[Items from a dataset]
▬▬▬▬▬▬▬▬▬▬
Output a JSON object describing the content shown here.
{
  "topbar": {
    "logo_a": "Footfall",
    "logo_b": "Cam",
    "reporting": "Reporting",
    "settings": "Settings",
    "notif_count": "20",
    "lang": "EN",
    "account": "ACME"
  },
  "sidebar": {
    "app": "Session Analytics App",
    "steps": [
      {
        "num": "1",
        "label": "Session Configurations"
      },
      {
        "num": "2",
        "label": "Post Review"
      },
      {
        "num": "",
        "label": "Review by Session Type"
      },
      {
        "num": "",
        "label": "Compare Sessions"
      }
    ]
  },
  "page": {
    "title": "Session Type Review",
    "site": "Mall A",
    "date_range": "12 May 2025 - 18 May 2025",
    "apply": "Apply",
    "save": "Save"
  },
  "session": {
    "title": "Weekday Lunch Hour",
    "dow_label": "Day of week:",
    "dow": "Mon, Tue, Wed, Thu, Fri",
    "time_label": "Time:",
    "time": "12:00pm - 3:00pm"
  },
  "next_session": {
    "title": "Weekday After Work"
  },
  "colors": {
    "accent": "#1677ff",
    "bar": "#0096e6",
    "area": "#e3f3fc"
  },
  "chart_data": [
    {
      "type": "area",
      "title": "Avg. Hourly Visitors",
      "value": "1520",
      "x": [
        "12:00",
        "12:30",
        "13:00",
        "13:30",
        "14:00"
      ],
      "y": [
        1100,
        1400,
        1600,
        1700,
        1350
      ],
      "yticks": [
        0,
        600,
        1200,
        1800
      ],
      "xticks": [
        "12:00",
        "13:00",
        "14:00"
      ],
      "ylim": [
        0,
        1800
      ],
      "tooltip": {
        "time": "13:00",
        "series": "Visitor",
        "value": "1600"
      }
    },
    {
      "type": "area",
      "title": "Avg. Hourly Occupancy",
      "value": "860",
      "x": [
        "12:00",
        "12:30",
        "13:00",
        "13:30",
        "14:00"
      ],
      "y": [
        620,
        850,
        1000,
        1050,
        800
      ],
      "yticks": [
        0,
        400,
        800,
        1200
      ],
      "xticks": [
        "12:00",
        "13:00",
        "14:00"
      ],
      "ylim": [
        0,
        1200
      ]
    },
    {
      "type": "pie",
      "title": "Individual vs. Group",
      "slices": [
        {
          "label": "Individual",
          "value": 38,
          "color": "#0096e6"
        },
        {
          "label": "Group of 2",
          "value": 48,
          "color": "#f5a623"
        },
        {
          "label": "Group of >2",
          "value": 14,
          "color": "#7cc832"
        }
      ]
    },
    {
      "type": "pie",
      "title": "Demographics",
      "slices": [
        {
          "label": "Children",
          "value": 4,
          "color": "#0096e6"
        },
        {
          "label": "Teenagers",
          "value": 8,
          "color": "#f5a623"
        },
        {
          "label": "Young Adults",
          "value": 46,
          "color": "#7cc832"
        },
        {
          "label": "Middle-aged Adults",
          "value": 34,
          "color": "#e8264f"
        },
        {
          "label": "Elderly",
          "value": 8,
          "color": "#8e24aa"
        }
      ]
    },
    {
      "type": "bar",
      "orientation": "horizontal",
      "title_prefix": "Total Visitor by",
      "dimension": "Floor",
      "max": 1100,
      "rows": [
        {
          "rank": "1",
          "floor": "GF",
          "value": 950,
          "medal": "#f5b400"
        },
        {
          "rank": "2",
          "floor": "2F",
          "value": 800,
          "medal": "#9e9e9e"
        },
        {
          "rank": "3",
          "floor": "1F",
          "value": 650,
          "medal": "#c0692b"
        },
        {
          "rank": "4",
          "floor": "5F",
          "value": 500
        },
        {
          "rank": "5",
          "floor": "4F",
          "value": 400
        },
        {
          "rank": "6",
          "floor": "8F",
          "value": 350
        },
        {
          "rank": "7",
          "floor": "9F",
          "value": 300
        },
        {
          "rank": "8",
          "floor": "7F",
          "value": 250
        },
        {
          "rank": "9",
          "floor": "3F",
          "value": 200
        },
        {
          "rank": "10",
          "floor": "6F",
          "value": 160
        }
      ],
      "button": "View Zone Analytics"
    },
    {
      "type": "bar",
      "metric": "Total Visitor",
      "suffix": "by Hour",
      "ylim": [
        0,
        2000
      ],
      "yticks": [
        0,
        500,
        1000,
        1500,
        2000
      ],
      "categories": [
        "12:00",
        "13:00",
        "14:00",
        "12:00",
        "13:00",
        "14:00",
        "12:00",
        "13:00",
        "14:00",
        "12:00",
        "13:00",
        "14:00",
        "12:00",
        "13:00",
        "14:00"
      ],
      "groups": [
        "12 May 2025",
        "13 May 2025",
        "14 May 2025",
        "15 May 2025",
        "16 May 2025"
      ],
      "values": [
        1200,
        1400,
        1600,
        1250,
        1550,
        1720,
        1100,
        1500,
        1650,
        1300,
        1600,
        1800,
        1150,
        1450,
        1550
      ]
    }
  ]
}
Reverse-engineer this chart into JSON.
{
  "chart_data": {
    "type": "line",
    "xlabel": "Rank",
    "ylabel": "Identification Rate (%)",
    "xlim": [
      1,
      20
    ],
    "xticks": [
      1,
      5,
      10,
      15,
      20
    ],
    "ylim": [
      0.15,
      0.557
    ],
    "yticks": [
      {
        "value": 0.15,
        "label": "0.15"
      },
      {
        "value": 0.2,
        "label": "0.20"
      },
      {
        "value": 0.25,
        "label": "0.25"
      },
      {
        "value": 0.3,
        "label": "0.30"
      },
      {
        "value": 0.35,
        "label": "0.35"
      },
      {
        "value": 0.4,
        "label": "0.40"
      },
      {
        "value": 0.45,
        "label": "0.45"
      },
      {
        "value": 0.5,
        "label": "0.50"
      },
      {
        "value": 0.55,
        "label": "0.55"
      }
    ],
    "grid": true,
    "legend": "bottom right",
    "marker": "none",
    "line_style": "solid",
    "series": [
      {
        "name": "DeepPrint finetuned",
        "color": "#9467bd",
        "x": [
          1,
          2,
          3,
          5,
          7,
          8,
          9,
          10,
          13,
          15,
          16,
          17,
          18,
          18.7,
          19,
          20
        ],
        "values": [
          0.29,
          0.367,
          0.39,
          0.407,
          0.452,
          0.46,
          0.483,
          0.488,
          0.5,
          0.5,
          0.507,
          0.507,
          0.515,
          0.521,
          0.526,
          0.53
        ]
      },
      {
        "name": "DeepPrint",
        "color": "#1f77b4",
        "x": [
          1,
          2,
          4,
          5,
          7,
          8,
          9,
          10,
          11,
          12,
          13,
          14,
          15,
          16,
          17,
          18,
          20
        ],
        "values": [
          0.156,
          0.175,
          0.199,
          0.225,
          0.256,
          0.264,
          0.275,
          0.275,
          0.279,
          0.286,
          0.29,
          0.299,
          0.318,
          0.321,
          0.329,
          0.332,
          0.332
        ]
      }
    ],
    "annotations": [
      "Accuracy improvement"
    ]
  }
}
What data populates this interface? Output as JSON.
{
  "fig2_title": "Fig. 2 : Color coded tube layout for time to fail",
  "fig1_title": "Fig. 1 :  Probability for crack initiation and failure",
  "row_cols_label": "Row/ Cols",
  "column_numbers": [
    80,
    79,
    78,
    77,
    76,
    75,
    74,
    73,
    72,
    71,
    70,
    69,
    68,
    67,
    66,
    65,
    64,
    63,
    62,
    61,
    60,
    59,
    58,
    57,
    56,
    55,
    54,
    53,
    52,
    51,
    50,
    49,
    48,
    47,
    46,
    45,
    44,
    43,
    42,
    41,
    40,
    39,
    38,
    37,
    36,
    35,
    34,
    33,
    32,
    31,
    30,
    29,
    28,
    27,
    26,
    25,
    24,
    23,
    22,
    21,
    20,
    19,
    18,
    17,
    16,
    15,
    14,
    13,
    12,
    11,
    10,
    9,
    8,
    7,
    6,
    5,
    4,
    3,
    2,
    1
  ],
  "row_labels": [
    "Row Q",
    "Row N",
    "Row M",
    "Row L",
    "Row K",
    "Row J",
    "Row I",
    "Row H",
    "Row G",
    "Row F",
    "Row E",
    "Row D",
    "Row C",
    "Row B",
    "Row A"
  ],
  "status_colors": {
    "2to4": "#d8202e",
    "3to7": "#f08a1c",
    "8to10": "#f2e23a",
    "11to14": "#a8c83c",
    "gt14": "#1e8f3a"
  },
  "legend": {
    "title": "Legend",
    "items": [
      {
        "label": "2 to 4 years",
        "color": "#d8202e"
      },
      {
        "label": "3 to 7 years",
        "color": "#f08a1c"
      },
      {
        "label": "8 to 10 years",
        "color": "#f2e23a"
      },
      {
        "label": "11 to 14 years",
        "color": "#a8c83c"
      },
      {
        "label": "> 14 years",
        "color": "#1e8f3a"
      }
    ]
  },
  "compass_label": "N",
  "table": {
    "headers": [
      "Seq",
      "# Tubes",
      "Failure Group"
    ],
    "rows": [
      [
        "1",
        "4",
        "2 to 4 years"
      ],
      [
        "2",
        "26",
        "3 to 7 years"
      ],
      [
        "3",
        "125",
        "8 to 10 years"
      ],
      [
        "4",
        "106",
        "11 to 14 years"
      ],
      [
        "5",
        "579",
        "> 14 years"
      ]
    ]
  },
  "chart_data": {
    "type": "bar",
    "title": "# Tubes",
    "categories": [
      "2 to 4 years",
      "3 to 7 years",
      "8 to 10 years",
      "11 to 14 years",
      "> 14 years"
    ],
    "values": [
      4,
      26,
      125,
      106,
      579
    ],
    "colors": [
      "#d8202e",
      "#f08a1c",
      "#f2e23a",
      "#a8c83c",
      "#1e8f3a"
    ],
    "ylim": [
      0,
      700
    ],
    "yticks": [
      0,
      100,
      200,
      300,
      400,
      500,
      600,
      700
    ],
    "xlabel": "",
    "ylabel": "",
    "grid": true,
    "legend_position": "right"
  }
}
▬▬▬▬▬▬▬▬▬▬
## Exercise details:
Lines from the records above that hold "DeepPrint" are the ones to list.

## Solution to the exercise:
        "name": "DeepPrint finetuned",
        "name": "DeepPrint",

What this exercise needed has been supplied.